Determine the count of lines holding "EXTERNAL" and give that count alone.
▼
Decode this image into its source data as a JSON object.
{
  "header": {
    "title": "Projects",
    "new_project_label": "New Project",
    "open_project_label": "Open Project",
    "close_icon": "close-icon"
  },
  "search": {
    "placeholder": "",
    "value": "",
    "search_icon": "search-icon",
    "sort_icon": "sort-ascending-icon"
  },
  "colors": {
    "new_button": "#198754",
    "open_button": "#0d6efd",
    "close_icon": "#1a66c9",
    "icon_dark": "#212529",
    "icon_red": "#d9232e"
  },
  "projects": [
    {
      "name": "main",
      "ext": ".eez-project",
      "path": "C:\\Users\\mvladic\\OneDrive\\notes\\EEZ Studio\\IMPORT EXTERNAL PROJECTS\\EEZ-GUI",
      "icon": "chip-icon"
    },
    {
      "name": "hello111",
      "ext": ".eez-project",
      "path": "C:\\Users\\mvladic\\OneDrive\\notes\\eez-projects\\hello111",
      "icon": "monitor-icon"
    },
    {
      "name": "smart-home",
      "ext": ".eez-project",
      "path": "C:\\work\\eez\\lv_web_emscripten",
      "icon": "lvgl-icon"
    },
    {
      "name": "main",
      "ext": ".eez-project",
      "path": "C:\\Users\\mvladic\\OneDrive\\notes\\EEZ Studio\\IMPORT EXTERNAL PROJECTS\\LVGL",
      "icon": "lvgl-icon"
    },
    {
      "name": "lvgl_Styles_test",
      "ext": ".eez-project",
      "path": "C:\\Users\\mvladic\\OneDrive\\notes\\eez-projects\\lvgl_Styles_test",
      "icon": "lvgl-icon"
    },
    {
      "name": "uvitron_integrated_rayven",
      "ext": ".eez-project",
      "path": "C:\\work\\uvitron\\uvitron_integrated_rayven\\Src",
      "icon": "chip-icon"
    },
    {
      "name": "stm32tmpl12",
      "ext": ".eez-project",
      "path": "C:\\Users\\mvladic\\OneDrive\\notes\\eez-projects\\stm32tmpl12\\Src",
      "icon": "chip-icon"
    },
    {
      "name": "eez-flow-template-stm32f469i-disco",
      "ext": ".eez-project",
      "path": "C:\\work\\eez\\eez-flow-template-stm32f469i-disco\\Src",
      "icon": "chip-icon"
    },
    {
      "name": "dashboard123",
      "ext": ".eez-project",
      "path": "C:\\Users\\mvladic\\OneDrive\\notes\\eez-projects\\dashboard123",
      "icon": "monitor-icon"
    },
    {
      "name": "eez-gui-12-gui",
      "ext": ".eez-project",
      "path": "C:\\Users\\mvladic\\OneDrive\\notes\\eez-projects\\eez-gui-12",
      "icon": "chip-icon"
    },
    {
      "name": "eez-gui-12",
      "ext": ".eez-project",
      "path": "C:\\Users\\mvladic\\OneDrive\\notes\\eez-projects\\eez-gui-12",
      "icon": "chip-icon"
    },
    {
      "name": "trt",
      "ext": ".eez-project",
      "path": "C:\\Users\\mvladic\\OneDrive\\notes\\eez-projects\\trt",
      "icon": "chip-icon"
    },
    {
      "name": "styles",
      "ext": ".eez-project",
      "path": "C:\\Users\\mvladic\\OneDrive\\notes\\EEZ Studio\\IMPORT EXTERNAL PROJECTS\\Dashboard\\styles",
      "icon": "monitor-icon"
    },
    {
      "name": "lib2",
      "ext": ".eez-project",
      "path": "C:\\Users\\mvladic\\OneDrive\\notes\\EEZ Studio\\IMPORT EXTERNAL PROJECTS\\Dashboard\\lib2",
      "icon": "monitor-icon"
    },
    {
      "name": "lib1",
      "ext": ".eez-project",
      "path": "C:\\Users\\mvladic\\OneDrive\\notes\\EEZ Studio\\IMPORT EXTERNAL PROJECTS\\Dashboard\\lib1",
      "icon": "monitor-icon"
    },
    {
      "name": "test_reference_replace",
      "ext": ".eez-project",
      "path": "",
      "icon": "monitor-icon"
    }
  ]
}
▲
ANSWER TO THE TASK
5